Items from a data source

- - - - -

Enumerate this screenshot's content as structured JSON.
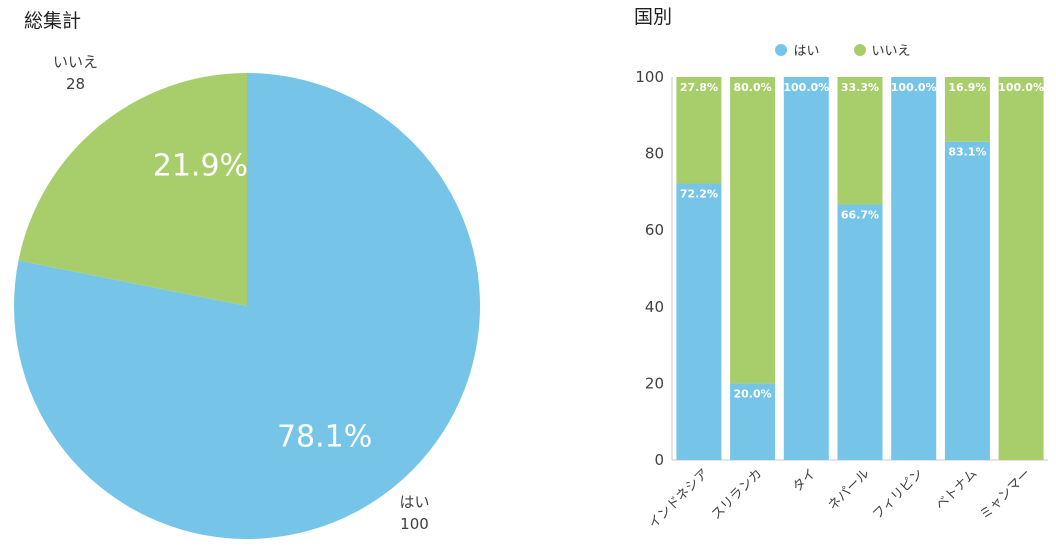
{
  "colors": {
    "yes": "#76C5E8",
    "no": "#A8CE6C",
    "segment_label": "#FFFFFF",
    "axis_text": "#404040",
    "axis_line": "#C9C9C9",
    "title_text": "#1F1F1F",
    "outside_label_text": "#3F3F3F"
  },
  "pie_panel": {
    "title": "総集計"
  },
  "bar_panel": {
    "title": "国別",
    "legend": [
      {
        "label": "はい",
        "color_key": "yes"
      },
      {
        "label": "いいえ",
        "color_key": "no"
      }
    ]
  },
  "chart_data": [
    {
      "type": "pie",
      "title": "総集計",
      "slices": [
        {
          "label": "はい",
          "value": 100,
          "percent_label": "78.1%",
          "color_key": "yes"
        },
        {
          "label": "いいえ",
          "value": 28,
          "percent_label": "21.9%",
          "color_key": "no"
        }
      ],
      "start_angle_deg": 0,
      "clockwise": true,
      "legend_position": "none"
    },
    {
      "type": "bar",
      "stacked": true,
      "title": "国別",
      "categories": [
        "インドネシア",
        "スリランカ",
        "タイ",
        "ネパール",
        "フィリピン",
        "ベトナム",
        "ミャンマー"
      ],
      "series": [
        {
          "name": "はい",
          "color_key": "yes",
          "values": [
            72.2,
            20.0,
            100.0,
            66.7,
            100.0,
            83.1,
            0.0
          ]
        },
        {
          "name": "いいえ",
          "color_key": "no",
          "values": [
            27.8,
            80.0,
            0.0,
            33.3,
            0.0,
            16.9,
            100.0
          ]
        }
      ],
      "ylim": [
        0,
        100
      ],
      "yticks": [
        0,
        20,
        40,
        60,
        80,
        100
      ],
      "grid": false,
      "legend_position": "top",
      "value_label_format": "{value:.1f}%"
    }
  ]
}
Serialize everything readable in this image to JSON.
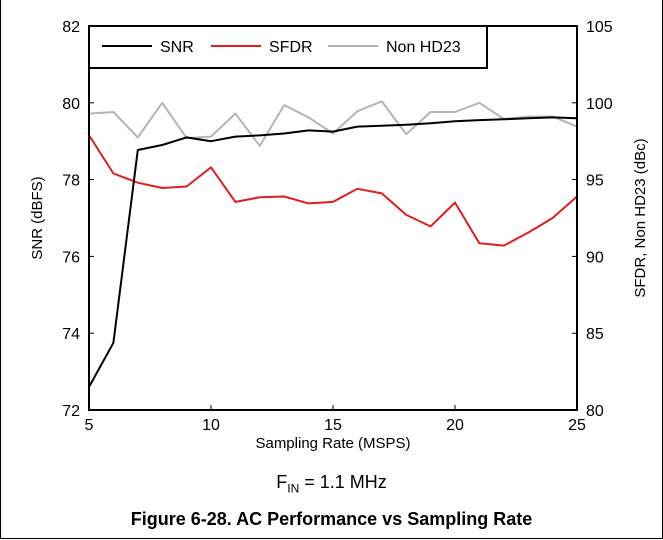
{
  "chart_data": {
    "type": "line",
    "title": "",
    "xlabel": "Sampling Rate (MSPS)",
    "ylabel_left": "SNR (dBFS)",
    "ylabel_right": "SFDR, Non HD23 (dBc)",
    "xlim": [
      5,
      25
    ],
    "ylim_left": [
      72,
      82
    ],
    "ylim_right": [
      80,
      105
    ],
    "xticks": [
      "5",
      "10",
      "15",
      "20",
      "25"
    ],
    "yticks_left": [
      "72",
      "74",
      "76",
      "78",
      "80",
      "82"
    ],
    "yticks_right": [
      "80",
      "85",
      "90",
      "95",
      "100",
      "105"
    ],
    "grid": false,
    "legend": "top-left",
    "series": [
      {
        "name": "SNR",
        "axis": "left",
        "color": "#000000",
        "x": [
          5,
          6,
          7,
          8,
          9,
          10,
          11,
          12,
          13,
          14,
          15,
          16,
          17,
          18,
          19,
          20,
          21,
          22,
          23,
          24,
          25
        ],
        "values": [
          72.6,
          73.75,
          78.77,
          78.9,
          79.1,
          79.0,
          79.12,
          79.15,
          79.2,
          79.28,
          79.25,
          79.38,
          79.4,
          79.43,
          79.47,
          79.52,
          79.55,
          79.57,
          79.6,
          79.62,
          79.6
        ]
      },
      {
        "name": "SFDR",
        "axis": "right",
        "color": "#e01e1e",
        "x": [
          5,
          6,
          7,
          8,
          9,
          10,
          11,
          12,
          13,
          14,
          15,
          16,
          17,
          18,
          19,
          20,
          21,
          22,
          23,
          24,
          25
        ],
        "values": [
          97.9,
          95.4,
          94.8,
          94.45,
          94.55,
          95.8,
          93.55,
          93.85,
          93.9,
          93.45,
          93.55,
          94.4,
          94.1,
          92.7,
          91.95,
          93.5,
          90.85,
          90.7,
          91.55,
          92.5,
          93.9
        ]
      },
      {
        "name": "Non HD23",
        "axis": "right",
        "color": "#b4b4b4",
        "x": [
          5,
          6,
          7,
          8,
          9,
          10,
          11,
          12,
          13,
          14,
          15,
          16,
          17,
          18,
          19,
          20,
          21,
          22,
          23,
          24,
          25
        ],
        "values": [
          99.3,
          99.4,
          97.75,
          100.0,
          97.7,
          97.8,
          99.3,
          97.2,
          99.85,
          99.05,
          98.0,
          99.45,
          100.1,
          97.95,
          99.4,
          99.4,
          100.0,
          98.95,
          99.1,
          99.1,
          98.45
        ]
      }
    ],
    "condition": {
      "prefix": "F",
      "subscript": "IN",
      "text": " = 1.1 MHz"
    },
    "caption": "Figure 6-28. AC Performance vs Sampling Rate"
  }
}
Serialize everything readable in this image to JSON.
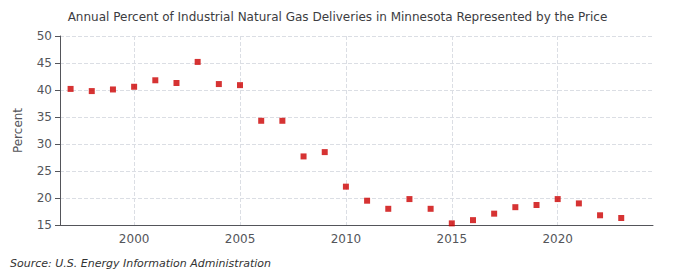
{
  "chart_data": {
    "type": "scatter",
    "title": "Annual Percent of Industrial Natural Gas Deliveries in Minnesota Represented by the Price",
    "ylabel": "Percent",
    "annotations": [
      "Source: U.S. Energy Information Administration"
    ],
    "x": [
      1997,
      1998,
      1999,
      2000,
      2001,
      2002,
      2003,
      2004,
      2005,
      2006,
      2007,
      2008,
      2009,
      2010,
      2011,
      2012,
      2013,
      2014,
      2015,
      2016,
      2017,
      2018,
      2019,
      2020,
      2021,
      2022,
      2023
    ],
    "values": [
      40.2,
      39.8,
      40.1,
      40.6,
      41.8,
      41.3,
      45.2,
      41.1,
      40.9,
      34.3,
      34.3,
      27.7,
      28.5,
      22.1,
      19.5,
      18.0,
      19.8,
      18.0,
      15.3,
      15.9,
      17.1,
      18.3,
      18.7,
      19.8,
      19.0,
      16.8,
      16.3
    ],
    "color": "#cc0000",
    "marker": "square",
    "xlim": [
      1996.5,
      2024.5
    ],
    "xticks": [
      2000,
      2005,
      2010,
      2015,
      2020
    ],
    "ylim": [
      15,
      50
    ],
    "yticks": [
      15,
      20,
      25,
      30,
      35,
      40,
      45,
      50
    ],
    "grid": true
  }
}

- - - - -

- GIVEN REQUEST -
Strip out the pictures and quote the remaining data word for word.

- COMPLETE OUTPUT -
Enumerate this screenshot's content as structured JSON.
{
  "colors": {
    "yes": "#76C5E8",
    "no": "#A8CE6C",
    "segment_label": "#FFFFFF",
    "axis_text": "#404040",
    "axis_line": "#C9C9C9",
    "title_text": "#1F1F1F",
    "outside_label_text": "#3F3F3F"
  },
  "pie_panel": {
    "title": "総集計"
  },
  "bar_panel": {
    "title": "国別",
    "legend": [
      {
        "label": "はい",
        "color_key": "yes"
      },
      {
        "label": "いいえ",
        "color_key": "no"
      }
    ]
  },
  "chart_data": [
    {
      "type": "pie",
      "title": "総集計",
      "slices": [
        {
          "label": "はい",
          "value": 100,
          "percent_label": "78.1%",
          "color_key": "yes"
        },
        {
          "label": "いいえ",
          "value": 28,
          "percent_label": "21.9%",
          "color_key": "no"
        }
      ],
      "start_angle_deg": 0,
      "clockwise": true,
      "legend_position": "none"
    },
    {
      "type": "bar",
      "stacked": true,
      "title": "国別",
      "categories": [
        "インドネシア",
        "スリランカ",
        "タイ",
        "ネパール",
        "フィリピン",
        "ベトナム",
        "ミャンマー"
      ],
      "series": [
        {
          "name": "はい",
          "color_key": "yes",
          "values": [
            72.2,
            20.0,
            100.0,
            66.7,
            100.0,
            83.1,
            0.0
          ]
        },
        {
          "name": "いいえ",
          "color_key": "no",
          "values": [
            27.8,
            80.0,
            0.0,
            33.3,
            0.0,
            16.9,
            100.0
          ]
        }
      ],
      "ylim": [
        0,
        100
      ],
      "yticks": [
        0,
        20,
        40,
        60,
        80,
        100
      ],
      "grid": false,
      "legend_position": "top",
      "value_label_format": "{value:.1f}%"
    }
  ]
}
Serialize everything readable in this image to JSON.
{
  "chart_data": {
    "type": "line",
    "title": "",
    "xlabel": "Sampling Rate (MSPS)",
    "ylabel_left": "SNR (dBFS)",
    "ylabel_right": "SFDR, Non HD23 (dBc)",
    "xlim": [
      5,
      25
    ],
    "ylim_left": [
      72,
      82
    ],
    "ylim_right": [
      80,
      105
    ],
    "xticks": [
      "5",
      "10",
      "15",
      "20",
      "25"
    ],
    "yticks_left": [
      "72",
      "74",
      "76",
      "78",
      "80",
      "82"
    ],
    "yticks_right": [
      "80",
      "85",
      "90",
      "95",
      "100",
      "105"
    ],
    "grid": false,
    "legend": "top-left",
    "series": [
      {
        "name": "SNR",
        "axis": "left",
        "color": "#000000",
        "x": [
          5,
          6,
          7,
          8,
          9,
          10,
          11,
          12,
          13,
          14,
          15,
          16,
          17,
          18,
          19,
          20,
          21,
          22,
          23,
          24,
          25
        ],
        "values": [
          72.6,
          73.75,
          78.77,
          78.9,
          79.1,
          79.0,
          79.12,
          79.15,
          79.2,
          79.28,
          79.25,
          79.38,
          79.4,
          79.43,
          79.47,
          79.52,
          79.55,
          79.57,
          79.6,
          79.62,
          79.6
        ]
      },
      {
        "name": "SFDR",
        "axis": "right",
        "color": "#e01e1e",
        "x": [
          5,
          6,
          7,
          8,
          9,
          10,
          11,
          12,
          13,
          14,
          15,
          16,
          17,
          18,
          19,
          20,
          21,
          22,
          23,
          24,
          25
        ],
        "values": [
          97.9,
          95.4,
          94.8,
          94.45,
          94.55,
          95.8,
          93.55,
          93.85,
          93.9,
          93.45,
          93.55,
          94.4,
          94.1,
          92.7,
          91.95,
          93.5,
          90.85,
          90.7,
          91.55,
          92.5,
          93.9
        ]
      },
      {
        "name": "Non HD23",
        "axis": "right",
        "color": "#b4b4b4",
        "x": [
          5,
          6,
          7,
          8,
          9,
          10,
          11,
          12,
          13,
          14,
          15,
          16,
          17,
          18,
          19,
          20,
          21,
          22,
          23,
          24,
          25
        ],
        "values": [
          99.3,
          99.4,
          97.75,
          100.0,
          97.7,
          97.8,
          99.3,
          97.2,
          99.85,
          99.05,
          98.0,
          99.45,
          100.1,
          97.95,
          99.4,
          99.4,
          100.0,
          98.95,
          99.1,
          99.1,
          98.45
        ]
      }
    ],
    "condition": {
      "prefix": "F",
      "subscript": "IN",
      "text": " = 1.1 MHz"
    },
    "caption": "Figure 6-28. AC Performance vs Sampling Rate"
  }
}
Serialize everything readable in this image to JSON.
{
  "chart_data": {
    "type": "scatter",
    "title": "Annual Percent of Industrial Natural Gas Deliveries in Minnesota Represented by the Price",
    "ylabel": "Percent",
    "annotations": [
      "Source: U.S. Energy Information Administration"
    ],
    "x": [
      1997,
      1998,
      1999,
      2000,
      2001,
      2002,
      2003,
      2004,
      2005,
      2006,
      2007,
      2008,
      2009,
      2010,
      2011,
      2012,
      2013,
      2014,
      2015,
      2016,
      2017,
      2018,
      2019,
      2020,
      2021,
      2022,
      2023
    ],
    "values": [
      40.2,
      39.8,
      40.1,
      40.6,
      41.8,
      41.3,
      45.2,
      41.1,
      40.9,
      34.3,
      34.3,
      27.7,
      28.5,
      22.1,
      19.5,
      18.0,
      19.8,
      18.0,
      15.3,
      15.9,
      17.1,
      18.3,
      18.7,
      19.8,
      19.0,
      16.8,
      16.3
    ],
    "color": "#cc0000",
    "marker": "square",
    "xlim": [
      1996.5,
      2024.5
    ],
    "xticks": [
      2000,
      2005,
      2010,
      2015,
      2020
    ],
    "ylim": [
      15,
      50
    ],
    "yticks": [
      15,
      20,
      25,
      30,
      35,
      40,
      45,
      50
    ],
    "grid": true
  }
}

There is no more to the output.